_What is asked_.
List all lines in the material below that contain "subtitle".

Extracted data entries
-- START --

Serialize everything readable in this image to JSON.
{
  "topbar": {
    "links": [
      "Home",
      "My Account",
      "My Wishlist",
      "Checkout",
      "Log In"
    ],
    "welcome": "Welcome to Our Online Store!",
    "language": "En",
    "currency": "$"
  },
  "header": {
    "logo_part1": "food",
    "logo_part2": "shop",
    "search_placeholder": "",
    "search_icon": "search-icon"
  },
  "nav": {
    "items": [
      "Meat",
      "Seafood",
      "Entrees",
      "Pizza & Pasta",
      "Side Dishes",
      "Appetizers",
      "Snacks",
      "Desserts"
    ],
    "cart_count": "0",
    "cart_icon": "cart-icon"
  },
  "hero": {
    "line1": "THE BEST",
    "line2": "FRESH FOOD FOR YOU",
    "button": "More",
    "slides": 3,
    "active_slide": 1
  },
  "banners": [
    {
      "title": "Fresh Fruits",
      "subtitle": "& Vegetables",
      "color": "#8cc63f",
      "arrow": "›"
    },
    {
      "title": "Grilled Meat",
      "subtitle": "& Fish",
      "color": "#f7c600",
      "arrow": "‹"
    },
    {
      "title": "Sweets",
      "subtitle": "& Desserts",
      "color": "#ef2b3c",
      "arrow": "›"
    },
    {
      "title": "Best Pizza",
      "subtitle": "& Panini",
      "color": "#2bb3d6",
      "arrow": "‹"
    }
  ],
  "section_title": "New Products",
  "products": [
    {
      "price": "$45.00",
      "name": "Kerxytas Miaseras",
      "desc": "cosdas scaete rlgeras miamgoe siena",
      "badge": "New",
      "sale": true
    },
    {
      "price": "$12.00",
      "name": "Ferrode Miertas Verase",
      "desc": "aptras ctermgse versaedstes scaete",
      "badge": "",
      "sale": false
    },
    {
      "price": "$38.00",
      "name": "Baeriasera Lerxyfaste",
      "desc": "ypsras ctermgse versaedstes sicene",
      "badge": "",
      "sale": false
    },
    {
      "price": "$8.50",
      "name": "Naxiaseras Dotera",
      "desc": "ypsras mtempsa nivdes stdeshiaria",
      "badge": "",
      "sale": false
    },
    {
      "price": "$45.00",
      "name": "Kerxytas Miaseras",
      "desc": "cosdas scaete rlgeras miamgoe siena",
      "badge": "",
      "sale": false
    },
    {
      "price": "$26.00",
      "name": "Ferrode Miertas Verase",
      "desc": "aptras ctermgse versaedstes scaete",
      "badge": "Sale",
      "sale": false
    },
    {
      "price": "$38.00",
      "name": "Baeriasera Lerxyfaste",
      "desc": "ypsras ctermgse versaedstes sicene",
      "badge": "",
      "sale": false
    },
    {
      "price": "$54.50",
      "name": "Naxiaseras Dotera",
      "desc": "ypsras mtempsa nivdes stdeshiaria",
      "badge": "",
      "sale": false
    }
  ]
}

-- END --

_Written response_.
      "subtitle": "& Vegetables",
      "subtitle": "& Fish",
      "subtitle": "& Desserts",
      "subtitle": "& Panini",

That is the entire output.